**WHAT YOU HAVE TO DO**
Select every line below containing the word "Papilio".

== == ==

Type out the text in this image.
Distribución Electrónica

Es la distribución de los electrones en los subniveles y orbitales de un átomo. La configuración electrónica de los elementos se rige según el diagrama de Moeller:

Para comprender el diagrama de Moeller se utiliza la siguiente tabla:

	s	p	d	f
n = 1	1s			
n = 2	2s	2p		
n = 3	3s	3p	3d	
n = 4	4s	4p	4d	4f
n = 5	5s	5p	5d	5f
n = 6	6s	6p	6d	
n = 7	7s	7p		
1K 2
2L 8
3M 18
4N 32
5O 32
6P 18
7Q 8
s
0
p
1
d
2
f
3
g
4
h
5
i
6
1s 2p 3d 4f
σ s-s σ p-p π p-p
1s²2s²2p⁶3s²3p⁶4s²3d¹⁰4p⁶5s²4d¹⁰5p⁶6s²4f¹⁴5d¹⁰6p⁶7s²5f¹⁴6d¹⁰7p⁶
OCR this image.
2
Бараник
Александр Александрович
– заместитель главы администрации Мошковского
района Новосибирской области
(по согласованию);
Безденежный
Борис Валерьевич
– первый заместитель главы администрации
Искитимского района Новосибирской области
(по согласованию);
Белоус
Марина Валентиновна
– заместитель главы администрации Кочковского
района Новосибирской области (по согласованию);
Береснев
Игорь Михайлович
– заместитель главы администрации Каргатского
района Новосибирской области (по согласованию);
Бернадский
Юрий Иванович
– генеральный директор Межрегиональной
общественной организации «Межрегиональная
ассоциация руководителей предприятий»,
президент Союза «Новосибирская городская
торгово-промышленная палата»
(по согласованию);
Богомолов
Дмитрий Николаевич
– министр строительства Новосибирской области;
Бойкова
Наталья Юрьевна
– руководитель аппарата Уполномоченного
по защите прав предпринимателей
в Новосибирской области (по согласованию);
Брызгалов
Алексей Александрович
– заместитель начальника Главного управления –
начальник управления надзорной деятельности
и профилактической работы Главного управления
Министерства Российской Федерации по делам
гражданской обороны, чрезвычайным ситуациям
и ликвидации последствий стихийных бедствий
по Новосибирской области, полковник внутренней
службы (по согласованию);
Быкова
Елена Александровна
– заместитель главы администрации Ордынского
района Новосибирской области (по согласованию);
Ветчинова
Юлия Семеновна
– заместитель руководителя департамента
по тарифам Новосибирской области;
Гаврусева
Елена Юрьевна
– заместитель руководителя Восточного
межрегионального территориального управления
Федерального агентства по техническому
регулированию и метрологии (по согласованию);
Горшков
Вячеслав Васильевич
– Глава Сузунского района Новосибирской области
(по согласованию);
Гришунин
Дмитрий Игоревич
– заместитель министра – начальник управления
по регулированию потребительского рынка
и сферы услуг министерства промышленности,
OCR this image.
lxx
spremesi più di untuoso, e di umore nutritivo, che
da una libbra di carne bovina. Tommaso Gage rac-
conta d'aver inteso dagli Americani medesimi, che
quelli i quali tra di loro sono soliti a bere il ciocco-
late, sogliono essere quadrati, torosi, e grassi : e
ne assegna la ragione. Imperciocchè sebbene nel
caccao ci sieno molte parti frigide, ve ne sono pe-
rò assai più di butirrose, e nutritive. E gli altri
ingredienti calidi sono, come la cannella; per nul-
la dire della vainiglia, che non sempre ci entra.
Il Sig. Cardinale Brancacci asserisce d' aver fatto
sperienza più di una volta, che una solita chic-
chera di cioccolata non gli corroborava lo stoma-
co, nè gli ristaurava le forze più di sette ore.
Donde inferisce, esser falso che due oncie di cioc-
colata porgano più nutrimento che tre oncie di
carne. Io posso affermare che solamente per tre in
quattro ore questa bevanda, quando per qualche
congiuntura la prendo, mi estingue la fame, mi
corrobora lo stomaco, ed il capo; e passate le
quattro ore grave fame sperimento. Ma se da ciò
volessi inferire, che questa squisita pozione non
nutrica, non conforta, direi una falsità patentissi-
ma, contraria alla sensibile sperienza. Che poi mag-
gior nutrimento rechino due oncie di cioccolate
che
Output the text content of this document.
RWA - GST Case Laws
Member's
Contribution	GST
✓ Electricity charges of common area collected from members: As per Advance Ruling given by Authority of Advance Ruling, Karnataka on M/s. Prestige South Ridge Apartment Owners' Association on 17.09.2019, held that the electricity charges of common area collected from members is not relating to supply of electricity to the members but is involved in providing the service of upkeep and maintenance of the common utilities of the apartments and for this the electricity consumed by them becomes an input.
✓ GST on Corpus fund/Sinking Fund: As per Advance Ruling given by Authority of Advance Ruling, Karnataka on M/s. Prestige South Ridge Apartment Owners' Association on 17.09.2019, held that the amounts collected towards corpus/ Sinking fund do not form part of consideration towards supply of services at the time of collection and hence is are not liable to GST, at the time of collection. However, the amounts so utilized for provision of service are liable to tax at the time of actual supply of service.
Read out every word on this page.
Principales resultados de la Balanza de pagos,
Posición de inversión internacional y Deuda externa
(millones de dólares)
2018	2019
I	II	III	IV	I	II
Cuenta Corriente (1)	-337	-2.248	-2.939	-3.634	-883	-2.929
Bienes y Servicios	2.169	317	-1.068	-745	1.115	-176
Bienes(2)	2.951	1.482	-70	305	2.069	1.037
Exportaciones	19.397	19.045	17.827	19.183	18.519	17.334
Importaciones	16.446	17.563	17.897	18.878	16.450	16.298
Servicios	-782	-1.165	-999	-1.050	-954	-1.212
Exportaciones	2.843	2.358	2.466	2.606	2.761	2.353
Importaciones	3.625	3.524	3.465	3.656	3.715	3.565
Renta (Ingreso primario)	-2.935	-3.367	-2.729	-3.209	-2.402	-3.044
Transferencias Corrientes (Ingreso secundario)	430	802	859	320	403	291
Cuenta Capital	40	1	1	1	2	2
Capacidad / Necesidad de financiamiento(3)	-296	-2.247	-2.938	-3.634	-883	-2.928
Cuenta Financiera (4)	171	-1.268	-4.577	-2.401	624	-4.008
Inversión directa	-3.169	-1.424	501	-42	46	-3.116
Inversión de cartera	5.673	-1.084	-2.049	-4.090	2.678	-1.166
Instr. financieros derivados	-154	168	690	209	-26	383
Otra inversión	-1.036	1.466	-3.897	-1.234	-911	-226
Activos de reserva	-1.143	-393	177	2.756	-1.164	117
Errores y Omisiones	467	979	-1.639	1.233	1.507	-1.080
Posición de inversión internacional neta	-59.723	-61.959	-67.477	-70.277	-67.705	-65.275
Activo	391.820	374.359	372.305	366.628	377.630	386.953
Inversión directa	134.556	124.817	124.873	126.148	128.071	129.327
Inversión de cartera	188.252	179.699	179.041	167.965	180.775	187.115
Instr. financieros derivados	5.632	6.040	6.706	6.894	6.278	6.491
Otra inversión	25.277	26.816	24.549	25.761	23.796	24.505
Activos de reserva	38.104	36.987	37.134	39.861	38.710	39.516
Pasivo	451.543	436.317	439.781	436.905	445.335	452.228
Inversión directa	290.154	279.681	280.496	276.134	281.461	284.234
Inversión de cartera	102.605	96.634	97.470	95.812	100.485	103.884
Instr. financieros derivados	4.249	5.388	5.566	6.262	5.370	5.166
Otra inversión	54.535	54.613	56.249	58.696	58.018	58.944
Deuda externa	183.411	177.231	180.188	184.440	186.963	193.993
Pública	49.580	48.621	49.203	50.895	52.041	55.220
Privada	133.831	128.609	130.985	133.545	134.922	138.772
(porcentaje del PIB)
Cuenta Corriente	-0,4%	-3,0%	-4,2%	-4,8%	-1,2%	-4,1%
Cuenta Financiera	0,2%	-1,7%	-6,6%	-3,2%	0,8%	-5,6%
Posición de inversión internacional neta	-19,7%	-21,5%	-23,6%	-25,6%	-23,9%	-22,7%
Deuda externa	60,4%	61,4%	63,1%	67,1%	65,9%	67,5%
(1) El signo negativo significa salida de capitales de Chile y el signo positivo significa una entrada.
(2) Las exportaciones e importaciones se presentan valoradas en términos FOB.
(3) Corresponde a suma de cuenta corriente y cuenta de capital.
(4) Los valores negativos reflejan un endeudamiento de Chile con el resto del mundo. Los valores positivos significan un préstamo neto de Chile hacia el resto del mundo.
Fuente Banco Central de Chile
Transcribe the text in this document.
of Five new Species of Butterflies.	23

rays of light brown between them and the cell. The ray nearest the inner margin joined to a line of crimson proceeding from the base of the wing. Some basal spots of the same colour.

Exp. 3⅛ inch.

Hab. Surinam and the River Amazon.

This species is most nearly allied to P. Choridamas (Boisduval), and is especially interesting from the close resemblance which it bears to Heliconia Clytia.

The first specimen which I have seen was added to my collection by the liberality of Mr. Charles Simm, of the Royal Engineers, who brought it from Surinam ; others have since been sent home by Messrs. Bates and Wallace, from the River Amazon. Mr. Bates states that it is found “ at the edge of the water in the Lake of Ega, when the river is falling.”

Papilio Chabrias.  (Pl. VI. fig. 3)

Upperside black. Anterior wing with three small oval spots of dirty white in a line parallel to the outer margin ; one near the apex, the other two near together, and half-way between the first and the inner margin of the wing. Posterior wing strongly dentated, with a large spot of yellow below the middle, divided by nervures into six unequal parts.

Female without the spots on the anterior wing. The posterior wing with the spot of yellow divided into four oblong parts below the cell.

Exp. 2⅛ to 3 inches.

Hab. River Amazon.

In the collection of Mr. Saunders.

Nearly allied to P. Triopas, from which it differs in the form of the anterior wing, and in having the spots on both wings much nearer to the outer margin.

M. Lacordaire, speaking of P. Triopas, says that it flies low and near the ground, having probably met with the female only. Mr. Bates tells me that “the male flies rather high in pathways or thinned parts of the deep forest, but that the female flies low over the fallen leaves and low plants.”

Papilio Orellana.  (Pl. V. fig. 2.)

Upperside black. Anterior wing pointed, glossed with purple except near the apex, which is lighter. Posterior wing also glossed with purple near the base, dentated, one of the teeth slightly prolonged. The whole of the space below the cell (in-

== == ==

**EXPECTED ANSWER**
Papilio Chabrias.  (Pl. VI. fig. 3)
Papilio Orellana.  (Pl. V. fig. 2.)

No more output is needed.